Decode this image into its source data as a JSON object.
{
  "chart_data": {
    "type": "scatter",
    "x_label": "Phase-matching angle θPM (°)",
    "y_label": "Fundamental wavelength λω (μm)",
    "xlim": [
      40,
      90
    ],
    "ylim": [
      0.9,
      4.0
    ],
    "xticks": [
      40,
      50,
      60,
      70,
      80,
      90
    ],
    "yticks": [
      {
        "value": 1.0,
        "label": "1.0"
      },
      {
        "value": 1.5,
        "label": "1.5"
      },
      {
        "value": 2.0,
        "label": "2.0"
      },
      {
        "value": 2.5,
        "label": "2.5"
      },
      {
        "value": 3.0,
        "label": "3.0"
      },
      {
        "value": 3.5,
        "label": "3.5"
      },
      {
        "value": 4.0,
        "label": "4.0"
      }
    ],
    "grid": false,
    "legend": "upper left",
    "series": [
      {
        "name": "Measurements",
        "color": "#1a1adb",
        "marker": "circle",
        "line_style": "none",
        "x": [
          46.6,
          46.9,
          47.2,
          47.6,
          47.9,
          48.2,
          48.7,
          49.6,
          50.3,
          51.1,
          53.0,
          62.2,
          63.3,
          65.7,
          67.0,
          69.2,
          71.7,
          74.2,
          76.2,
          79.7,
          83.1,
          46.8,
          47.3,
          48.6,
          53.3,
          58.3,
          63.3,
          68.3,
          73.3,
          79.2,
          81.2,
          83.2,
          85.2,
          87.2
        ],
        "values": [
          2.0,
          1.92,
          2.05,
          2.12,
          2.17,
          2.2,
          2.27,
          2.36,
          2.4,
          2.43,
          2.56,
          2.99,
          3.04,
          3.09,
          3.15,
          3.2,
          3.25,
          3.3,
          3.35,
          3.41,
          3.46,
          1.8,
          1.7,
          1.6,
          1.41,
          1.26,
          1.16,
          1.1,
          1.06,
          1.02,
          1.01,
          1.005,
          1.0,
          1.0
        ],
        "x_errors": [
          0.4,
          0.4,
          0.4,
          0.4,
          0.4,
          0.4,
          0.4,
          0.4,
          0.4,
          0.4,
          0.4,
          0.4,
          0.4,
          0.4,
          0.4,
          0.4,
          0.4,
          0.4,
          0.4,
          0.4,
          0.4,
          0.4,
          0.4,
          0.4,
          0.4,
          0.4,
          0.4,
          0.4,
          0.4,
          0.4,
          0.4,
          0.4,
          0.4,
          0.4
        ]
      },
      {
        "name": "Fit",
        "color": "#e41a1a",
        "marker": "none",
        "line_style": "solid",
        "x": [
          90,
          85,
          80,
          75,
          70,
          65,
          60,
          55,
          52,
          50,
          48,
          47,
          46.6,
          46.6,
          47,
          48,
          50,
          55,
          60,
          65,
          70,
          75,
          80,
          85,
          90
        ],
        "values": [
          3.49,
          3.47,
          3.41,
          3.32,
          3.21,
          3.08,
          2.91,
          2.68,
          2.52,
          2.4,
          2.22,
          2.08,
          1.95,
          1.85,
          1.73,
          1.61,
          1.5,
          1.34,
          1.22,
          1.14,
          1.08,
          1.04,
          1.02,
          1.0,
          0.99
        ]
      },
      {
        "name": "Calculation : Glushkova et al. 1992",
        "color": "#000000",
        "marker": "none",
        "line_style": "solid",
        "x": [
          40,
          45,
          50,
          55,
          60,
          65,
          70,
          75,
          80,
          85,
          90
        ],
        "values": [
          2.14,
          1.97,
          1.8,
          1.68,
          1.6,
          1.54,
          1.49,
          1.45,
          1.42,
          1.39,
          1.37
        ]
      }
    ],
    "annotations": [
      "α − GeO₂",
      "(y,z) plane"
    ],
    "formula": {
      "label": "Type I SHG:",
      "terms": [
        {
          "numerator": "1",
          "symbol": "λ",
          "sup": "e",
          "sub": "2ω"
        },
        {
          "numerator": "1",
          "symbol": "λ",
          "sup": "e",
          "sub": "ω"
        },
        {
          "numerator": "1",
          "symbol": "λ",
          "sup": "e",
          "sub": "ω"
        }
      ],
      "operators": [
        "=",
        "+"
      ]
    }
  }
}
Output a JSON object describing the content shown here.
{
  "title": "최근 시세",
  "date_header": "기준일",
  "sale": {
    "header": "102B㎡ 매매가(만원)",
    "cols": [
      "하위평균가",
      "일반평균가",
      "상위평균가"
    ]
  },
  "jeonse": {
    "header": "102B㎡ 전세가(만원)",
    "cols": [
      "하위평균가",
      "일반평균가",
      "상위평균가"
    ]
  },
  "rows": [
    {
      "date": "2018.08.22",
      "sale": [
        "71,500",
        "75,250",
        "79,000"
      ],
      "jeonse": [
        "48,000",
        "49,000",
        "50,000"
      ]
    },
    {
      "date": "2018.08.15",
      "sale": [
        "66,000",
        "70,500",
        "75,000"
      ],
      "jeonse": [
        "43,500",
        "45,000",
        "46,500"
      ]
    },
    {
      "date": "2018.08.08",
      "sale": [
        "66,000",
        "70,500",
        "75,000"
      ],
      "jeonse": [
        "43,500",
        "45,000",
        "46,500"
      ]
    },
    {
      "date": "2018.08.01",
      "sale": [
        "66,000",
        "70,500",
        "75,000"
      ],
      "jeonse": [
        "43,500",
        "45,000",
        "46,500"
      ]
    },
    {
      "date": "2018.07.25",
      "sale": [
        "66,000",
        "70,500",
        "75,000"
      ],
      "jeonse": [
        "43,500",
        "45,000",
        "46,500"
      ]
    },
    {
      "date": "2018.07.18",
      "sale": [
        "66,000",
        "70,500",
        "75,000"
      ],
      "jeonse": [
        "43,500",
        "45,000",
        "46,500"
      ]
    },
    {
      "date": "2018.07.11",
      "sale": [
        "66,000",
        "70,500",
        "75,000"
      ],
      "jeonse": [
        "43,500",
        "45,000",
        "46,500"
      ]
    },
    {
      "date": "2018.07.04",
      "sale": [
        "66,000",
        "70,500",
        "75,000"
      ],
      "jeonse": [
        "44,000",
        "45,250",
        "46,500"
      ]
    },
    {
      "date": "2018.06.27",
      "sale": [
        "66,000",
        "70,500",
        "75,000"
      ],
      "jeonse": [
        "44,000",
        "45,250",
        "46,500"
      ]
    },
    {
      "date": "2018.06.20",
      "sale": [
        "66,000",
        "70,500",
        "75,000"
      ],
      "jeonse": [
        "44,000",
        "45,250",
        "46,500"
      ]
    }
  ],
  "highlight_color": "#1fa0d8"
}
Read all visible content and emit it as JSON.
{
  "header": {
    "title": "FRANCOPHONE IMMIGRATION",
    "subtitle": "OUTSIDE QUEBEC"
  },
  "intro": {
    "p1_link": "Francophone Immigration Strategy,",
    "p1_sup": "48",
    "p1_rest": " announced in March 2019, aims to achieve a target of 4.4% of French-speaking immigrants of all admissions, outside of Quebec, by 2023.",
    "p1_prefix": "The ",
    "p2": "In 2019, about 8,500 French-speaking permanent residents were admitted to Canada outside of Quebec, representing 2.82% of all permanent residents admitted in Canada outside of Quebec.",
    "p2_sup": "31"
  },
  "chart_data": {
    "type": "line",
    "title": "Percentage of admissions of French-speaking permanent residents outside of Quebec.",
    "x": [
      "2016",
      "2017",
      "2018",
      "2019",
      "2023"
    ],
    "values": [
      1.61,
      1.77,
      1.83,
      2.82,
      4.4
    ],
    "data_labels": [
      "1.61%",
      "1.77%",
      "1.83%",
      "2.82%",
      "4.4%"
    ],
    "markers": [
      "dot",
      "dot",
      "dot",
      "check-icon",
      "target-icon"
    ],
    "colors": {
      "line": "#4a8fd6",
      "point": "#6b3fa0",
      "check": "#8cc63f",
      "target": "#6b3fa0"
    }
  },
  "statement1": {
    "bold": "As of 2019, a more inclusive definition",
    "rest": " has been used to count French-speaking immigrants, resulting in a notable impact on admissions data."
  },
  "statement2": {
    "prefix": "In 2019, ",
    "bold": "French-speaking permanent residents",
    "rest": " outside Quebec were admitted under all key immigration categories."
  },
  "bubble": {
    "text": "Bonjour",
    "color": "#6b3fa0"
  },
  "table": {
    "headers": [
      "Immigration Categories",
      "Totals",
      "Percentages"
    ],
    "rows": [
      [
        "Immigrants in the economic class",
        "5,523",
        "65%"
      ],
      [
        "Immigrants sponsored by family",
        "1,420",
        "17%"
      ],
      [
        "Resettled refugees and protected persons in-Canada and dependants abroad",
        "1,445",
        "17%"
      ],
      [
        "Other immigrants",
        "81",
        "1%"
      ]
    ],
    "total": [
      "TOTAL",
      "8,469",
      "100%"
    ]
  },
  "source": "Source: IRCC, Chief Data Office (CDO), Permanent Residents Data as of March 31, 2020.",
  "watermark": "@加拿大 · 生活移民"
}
####
_Task directions_.
List all lines in the material containing the string "target".

_Correct response_.
    "p1_rest": " announced in March 2019, aims to achieve a target of 4.4% of French-speaking immigrants of all admissions, outside of Quebec, by 2023.",
      "target-icon"
      "target": "#6b3fa0"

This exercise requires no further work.